[START OF INFORMATION GIVEN]

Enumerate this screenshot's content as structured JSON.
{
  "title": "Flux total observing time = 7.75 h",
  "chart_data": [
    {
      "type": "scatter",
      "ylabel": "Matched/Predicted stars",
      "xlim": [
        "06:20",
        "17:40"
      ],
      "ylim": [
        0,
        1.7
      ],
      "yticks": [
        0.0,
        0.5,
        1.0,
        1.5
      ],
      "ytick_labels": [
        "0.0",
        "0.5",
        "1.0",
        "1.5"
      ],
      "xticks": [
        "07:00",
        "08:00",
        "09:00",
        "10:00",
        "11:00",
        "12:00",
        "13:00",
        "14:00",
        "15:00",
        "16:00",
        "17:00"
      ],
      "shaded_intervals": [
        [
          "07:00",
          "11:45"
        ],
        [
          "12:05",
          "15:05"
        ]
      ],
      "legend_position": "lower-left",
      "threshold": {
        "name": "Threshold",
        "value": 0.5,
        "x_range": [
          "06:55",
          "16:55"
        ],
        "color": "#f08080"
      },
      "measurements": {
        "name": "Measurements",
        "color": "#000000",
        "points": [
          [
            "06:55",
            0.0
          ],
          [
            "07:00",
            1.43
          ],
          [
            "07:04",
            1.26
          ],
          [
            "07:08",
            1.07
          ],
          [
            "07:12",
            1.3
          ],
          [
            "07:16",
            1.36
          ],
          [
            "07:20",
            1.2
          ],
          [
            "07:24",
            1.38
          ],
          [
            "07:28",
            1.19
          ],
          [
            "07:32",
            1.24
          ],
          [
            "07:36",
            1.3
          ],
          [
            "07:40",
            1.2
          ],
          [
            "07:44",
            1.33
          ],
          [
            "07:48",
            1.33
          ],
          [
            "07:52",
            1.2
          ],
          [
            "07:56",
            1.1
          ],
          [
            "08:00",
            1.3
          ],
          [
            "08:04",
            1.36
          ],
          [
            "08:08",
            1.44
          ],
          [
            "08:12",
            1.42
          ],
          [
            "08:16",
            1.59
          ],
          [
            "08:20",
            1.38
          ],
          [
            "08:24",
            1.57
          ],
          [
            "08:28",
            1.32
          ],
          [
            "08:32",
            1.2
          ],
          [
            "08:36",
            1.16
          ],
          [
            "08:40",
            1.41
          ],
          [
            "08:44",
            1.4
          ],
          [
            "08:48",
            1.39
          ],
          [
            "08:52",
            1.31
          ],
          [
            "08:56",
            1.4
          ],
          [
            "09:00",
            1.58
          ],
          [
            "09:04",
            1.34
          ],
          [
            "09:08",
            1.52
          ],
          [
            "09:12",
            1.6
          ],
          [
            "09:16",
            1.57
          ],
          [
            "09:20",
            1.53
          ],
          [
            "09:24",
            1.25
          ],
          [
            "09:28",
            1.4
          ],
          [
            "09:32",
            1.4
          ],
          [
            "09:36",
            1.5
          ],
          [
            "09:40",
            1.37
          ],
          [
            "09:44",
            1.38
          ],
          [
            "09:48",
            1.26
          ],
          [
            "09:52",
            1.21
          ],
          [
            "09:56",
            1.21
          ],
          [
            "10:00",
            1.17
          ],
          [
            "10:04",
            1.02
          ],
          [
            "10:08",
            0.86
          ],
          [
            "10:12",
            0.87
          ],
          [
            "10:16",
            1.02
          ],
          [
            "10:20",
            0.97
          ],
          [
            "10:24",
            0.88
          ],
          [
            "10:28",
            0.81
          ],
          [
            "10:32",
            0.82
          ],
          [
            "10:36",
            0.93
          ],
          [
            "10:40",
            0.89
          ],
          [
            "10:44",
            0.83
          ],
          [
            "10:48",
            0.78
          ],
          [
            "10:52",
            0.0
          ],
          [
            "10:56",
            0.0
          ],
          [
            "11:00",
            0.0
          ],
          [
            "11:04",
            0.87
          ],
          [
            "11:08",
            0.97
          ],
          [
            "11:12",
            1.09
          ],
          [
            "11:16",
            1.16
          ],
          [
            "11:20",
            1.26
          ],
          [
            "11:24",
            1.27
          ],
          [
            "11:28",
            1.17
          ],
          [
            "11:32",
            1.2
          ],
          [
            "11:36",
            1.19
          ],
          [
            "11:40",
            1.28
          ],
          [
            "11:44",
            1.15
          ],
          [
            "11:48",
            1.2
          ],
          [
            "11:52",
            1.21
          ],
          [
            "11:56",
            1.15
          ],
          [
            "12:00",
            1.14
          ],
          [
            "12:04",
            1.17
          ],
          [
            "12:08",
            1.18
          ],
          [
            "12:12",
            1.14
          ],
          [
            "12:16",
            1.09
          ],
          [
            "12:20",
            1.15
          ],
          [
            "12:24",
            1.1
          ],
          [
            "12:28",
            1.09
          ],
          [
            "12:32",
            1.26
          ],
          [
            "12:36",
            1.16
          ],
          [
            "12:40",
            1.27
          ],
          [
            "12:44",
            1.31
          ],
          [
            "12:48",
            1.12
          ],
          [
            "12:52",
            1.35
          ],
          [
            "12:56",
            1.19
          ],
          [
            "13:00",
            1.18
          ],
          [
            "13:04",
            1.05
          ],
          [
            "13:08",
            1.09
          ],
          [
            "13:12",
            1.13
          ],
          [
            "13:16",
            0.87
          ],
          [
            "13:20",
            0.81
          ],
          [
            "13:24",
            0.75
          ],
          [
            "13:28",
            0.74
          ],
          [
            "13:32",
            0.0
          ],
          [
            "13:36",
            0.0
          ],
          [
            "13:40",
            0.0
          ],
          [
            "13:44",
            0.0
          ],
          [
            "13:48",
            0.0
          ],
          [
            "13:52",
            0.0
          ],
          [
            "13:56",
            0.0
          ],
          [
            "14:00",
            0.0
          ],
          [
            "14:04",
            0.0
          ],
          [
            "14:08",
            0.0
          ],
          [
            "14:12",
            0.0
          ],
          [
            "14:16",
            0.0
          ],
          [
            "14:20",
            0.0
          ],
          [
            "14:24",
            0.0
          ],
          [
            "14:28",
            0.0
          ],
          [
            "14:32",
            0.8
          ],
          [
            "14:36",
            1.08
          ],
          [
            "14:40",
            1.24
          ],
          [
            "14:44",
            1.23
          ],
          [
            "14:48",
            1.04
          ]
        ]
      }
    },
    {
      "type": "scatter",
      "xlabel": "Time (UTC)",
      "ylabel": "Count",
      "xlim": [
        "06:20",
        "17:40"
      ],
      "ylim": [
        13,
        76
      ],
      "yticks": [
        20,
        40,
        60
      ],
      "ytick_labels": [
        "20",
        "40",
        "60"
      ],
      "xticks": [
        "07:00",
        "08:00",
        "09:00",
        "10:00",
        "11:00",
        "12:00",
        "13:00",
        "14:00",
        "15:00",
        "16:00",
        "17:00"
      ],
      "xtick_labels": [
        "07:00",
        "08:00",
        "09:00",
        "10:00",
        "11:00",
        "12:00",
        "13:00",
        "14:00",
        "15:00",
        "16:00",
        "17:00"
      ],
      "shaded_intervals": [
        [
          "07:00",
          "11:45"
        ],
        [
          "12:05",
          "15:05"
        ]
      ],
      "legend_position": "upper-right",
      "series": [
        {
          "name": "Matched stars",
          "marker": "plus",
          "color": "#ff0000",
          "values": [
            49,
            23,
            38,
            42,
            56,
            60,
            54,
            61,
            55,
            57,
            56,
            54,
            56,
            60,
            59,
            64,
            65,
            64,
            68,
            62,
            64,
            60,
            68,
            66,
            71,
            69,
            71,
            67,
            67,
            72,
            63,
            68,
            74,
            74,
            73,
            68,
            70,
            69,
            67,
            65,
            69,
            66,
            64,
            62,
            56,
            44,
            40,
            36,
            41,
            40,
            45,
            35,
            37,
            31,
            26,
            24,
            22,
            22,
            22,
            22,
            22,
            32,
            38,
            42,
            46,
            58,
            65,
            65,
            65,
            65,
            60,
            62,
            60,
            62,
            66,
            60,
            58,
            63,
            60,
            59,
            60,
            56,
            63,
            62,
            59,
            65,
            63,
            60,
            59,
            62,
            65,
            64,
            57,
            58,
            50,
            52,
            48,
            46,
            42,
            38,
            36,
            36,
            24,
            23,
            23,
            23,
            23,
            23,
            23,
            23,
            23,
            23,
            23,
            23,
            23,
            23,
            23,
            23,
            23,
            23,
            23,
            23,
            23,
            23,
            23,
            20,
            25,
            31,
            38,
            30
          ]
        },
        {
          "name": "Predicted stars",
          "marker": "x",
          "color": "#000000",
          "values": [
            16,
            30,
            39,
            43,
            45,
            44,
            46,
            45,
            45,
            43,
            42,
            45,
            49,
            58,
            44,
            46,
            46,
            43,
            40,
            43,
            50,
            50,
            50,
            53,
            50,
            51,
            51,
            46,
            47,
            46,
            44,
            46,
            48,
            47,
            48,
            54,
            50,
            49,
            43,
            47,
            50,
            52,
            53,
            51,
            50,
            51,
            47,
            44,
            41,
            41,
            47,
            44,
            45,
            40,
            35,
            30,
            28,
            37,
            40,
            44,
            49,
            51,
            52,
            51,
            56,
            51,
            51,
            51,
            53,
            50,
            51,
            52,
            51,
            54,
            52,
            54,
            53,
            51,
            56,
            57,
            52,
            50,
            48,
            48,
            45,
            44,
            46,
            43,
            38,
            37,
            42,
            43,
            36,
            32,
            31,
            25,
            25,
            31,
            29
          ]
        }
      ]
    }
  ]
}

[END OF INFORMATION GIVEN]

● WHAT YOU ARE ASKED TO DO
How many of the listing's lines contain "Matched"? Respond with a single number and nothing else.

● OUTPUT OF THE TASK
2